→ WHAT THE TASK REQUIRES
Keep the pictures out and restate every record exactly.
======== RECORDS SUPPLIED ========
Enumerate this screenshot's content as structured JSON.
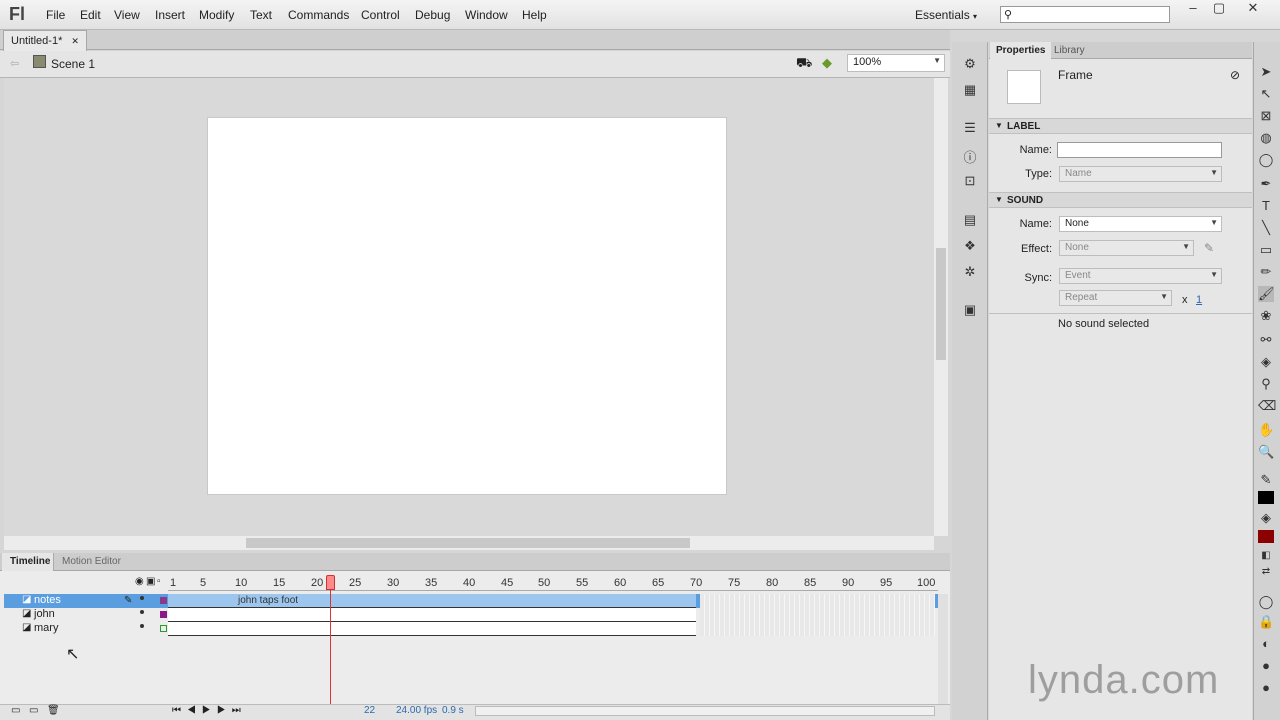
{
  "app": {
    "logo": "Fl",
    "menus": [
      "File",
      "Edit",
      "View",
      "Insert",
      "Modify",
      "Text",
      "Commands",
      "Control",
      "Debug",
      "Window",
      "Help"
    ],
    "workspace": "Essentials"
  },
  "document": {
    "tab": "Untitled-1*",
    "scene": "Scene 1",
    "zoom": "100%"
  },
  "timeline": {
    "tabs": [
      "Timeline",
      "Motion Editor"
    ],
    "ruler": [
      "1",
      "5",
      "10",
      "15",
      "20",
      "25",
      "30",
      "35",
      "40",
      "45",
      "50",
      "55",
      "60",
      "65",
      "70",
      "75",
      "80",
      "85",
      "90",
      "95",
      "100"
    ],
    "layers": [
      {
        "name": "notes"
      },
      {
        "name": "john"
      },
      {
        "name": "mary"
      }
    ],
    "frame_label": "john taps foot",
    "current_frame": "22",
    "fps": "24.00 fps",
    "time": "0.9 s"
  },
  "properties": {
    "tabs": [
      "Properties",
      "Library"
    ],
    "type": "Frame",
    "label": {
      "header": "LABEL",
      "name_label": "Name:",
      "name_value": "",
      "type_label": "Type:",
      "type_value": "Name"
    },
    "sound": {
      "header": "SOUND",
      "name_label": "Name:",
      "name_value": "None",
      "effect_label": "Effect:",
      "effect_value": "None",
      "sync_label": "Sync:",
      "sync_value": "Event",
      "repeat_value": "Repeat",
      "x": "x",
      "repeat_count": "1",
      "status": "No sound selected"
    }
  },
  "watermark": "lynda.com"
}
========
→ RESULT OF THE TASK
Enumerate this screenshot's content as structured JSON.
{
  "app": {
    "logo": "Fl",
    "menus": [
      "File",
      "Edit",
      "View",
      "Insert",
      "Modify",
      "Text",
      "Commands",
      "Control",
      "Debug",
      "Window",
      "Help"
    ],
    "workspace": "Essentials"
  },
  "document": {
    "tab": "Untitled-1*",
    "scene": "Scene 1",
    "zoom": "100%"
  },
  "timeline": {
    "tabs": [
      "Timeline",
      "Motion Editor"
    ],
    "ruler": [
      "1",
      "5",
      "10",
      "15",
      "20",
      "25",
      "30",
      "35",
      "40",
      "45",
      "50",
      "55",
      "60",
      "65",
      "70",
      "75",
      "80",
      "85",
      "90",
      "95",
      "100"
    ],
    "layers": [
      {
        "name": "notes"
      },
      {
        "name": "john"
      },
      {
        "name": "mary"
      }
    ],
    "frame_label": "john taps foot",
    "current_frame": "22",
    "fps": "24.00 fps",
    "time": "0.9 s"
  },
  "properties": {
    "tabs": [
      "Properties",
      "Library"
    ],
    "type": "Frame",
    "label": {
      "header": "LABEL",
      "name_label": "Name:",
      "name_value": "",
      "type_label": "Type:",
      "type_value": "Name"
    },
    "sound": {
      "header": "SOUND",
      "name_label": "Name:",
      "name_value": "None",
      "effect_label": "Effect:",
      "effect_value": "None",
      "sync_label": "Sync:",
      "sync_value": "Event",
      "repeat_value": "Repeat",
      "x": "x",
      "repeat_count": "1",
      "status": "No sound selected"
    }
  },
  "watermark": "lynda.com"
}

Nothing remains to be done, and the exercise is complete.